What this task involves:
Repeat each record exactly. Any picture gets left out.

Entries shown:
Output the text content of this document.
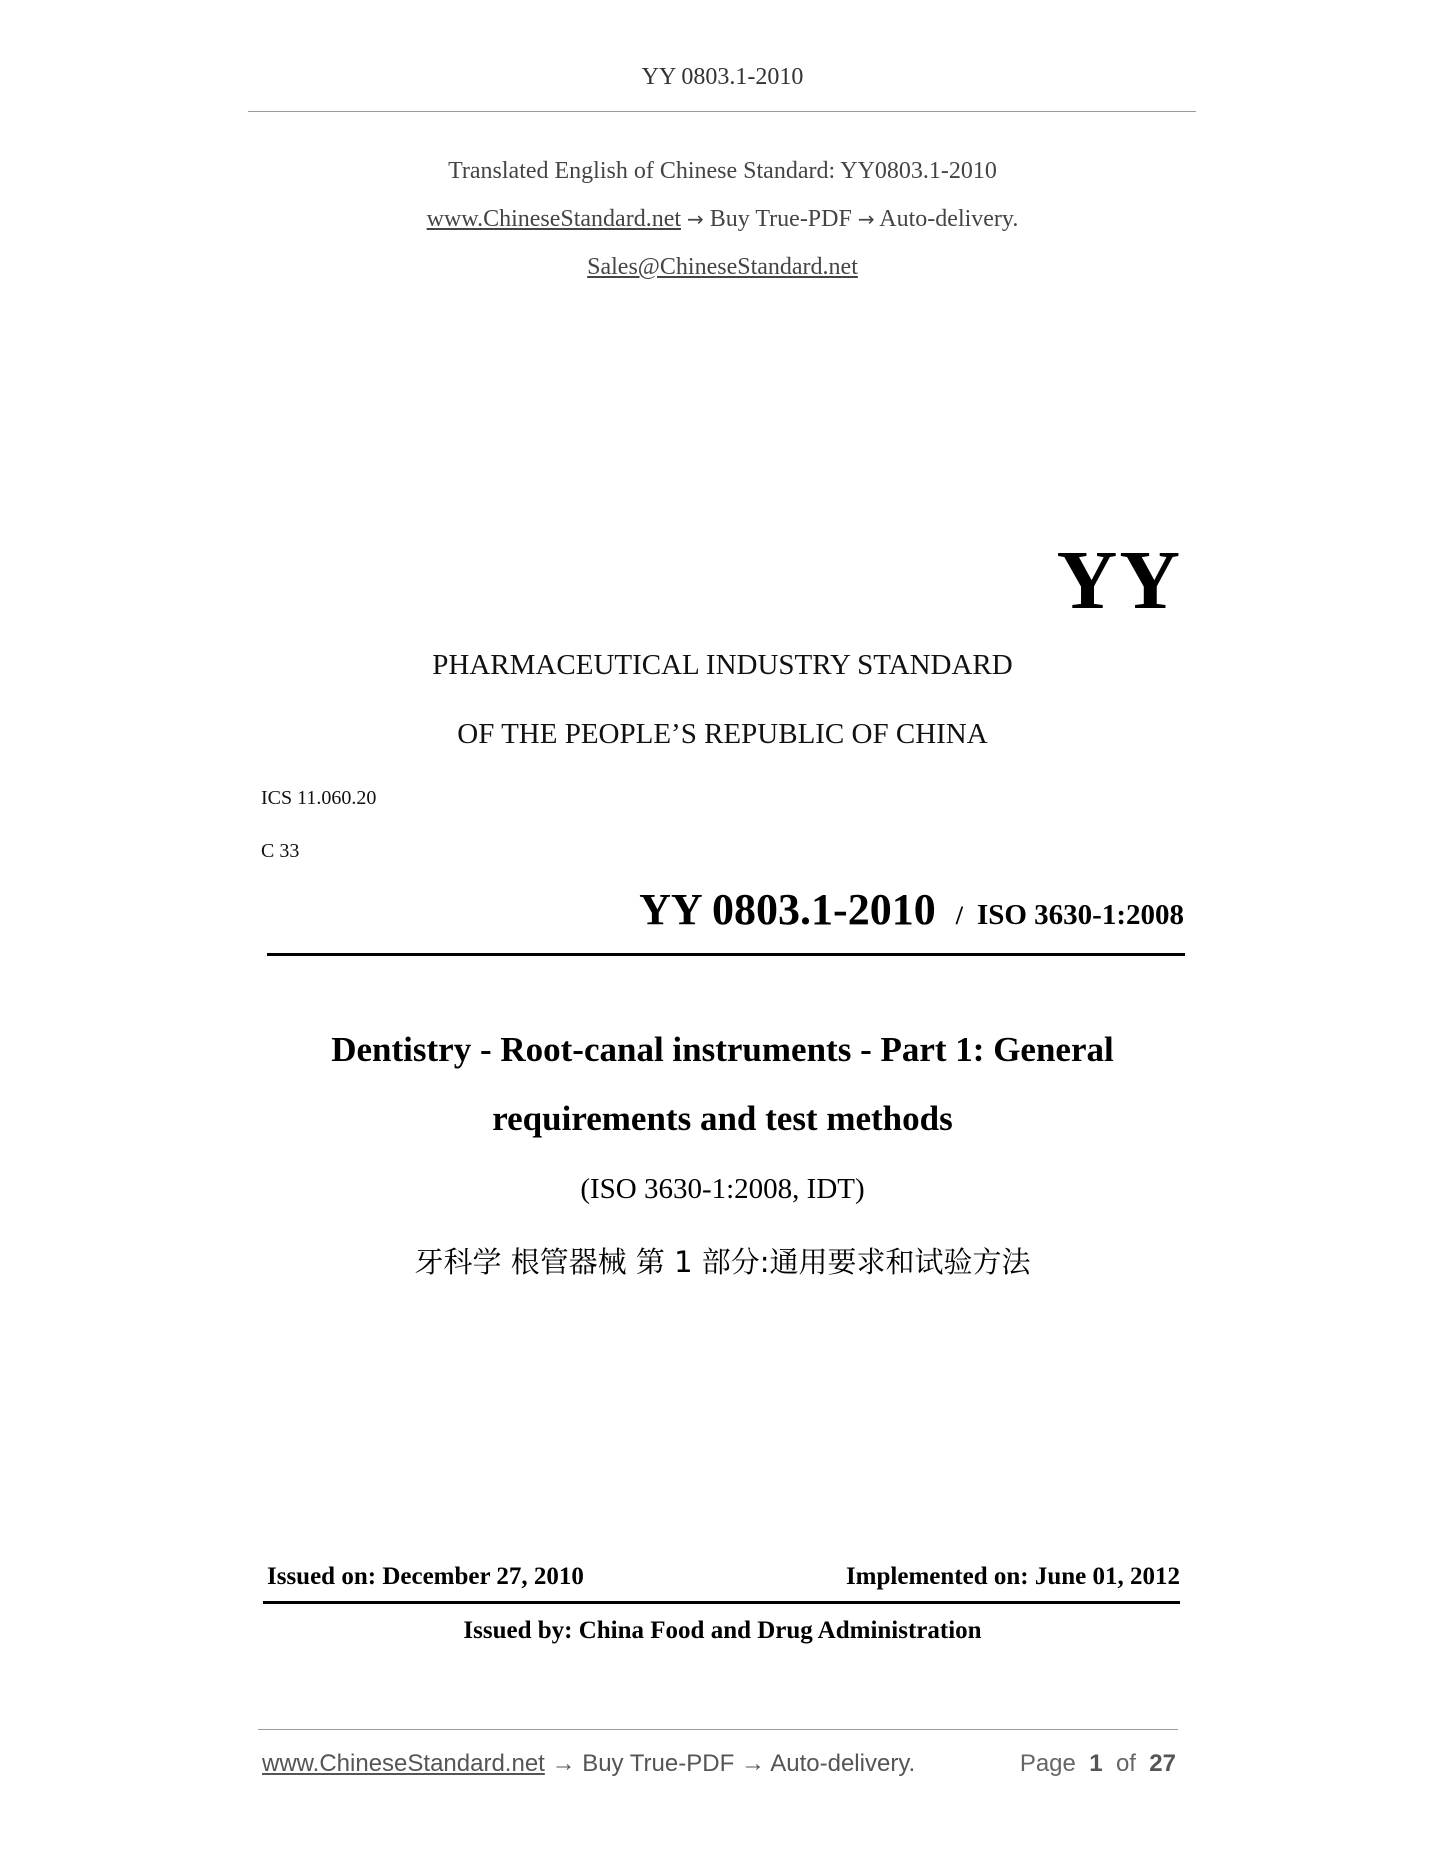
YY 0803.1-2010
Translated English of Chinese Standard: YY0803.1-2010
www.ChineseStandard.net → Buy True-PDF → Auto-delivery.
Sales@ChineseStandard.net
YY
PHARMACEUTICAL INDUSTRY STANDARD
OF THE PEOPLE’S REPUBLIC OF CHINA
ICS 11.060.20
C 33
YY 0803.1-2010 / ISO 3630-1:2008
Dentistry - Root-canal instruments - Part 1: General
requirements and test methods
(ISO 3630-1:2008, IDT)
牙科学 根管器械 第 1 部分:通用要求和试验方法
Issued on: December 27, 2010	Implemented on: June 01, 2012
Issued by: China Food and Drug Administration
www.ChineseStandard.net → Buy True-PDF → Auto-delivery.	Page 1 of 27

Finished answer:
Output the text content of this document.
YY 0803.1-2010
Translated English of Chinese Standard: YY0803.1-2010
www.ChineseStandard.net → Buy True-PDF → Auto-delivery.
Sales@ChineseStandard.net
YY
PHARMACEUTICAL INDUSTRY STANDARD
OF THE PEOPLE’S REPUBLIC OF CHINA
ICS 11.060.20
C 33
YY 0803.1-2010 / ISO 3630-1:2008
Dentistry - Root-canal instruments - Part 1: General
requirements and test methods
(ISO 3630-1:2008, IDT)
牙科学 根管器械 第 1 部分:通用要求和试验方法
Issued on: December 27, 2010	Implemented on: June 01, 2012
Issued by: China Food and Drug Administration
www.ChineseStandard.net → Buy True-PDF → Auto-delivery.	Page 1 of 27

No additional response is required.